DIRECTION - Leave out the pictures and transcribe everything else exactly.

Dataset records
>> Begin
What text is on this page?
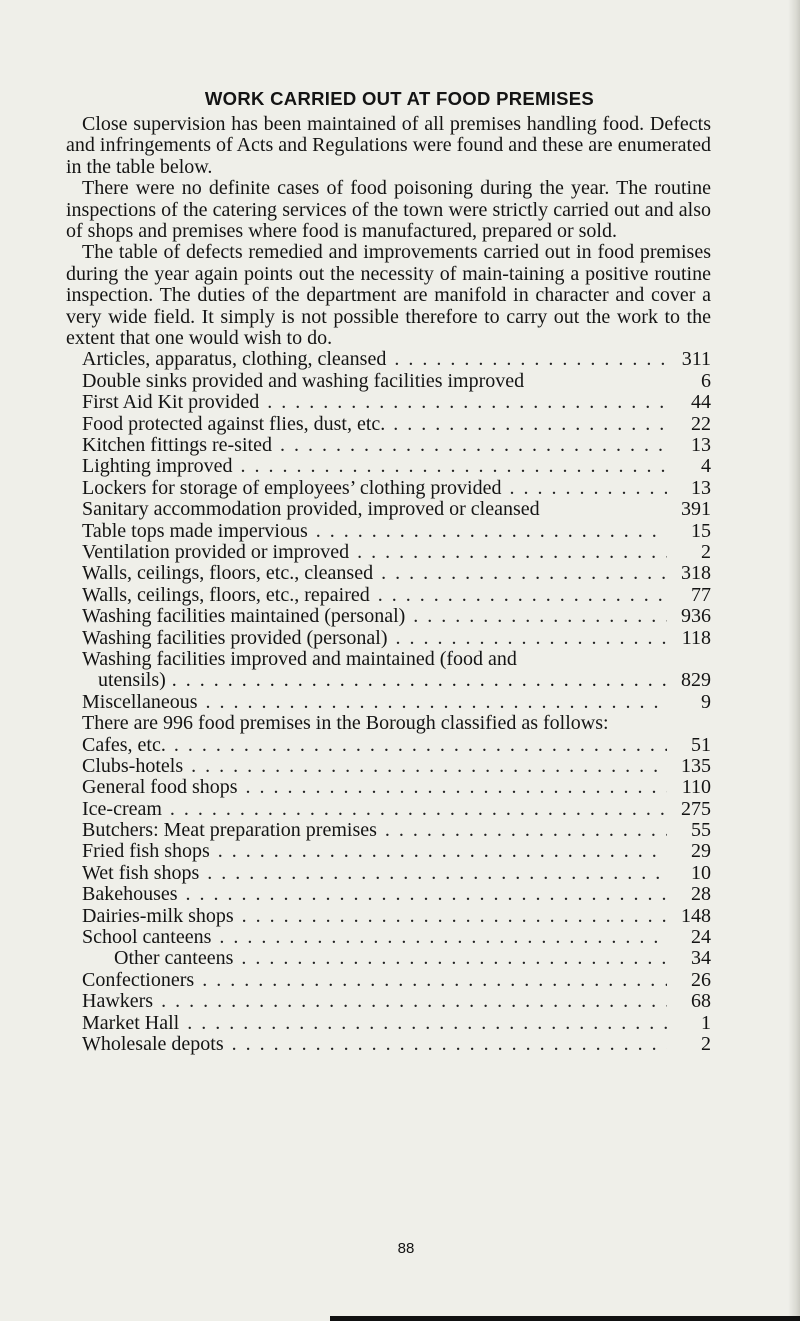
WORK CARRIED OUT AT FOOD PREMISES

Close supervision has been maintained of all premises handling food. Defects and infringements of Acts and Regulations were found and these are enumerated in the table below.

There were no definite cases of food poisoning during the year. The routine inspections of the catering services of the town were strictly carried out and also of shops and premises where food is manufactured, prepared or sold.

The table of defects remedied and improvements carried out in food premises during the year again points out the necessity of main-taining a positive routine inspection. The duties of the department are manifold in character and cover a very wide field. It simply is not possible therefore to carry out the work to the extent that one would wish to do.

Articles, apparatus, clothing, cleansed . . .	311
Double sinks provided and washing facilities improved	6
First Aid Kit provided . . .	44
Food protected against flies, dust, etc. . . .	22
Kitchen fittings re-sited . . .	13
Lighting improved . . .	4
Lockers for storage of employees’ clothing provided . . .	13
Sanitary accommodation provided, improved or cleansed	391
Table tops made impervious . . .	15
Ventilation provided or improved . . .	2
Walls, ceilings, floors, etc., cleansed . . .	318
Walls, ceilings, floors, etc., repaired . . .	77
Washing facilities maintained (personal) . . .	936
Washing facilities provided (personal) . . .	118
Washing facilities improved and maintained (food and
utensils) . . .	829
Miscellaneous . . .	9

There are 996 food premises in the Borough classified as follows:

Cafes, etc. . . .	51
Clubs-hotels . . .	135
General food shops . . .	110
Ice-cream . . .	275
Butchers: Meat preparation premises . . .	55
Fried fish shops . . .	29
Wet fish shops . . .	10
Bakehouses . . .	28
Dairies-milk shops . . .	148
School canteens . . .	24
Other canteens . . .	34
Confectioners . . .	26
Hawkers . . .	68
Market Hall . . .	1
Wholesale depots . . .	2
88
>> End
COMPLETED EXERCISE -
What text is on this page?
WORK CARRIED OUT AT FOOD PREMISES

Close supervision has been maintained of all premises handling food. Defects and infringements of Acts and Regulations were found and these are enumerated in the table below.

There were no definite cases of food poisoning during the year. The routine inspections of the catering services of the town were strictly carried out and also of shops and premises where food is manufactured, prepared or sold.

The table of defects remedied and improvements carried out in food premises during the year again points out the necessity of main-taining a positive routine inspection. The duties of the department are manifold in character and cover a very wide field. It simply is not possible therefore to carry out the work to the extent that one would wish to do.

Articles, apparatus, clothing, cleansed . . .	311
Double sinks provided and washing facilities improved	6
First Aid Kit provided . . .	44
Food protected against flies, dust, etc. . . .	22
Kitchen fittings re-sited . . .	13
Lighting improved . . .	4
Lockers for storage of employees’ clothing provided . . .	13
Sanitary accommodation provided, improved or cleansed	391
Table tops made impervious . . .	15
Ventilation provided or improved . . .	2
Walls, ceilings, floors, etc., cleansed . . .	318
Walls, ceilings, floors, etc., repaired . . .	77
Washing facilities maintained (personal) . . .	936
Washing facilities provided (personal) . . .	118
Washing facilities improved and maintained (food and
utensils) . . .	829
Miscellaneous . . .	9

There are 996 food premises in the Borough classified as follows:

Cafes, etc. . . .	51
Clubs-hotels . . .	135
General food shops . . .	110
Ice-cream . . .	275
Butchers: Meat preparation premises . . .	55
Fried fish shops . . .	29
Wet fish shops . . .	10
Bakehouses . . .	28
Dairies-milk shops . . .	148
School canteens . . .	24
Other canteens . . .	34
Confectioners . . .	26
Hawkers . . .	68
Market Hall . . .	1
Wholesale depots . . .	2
88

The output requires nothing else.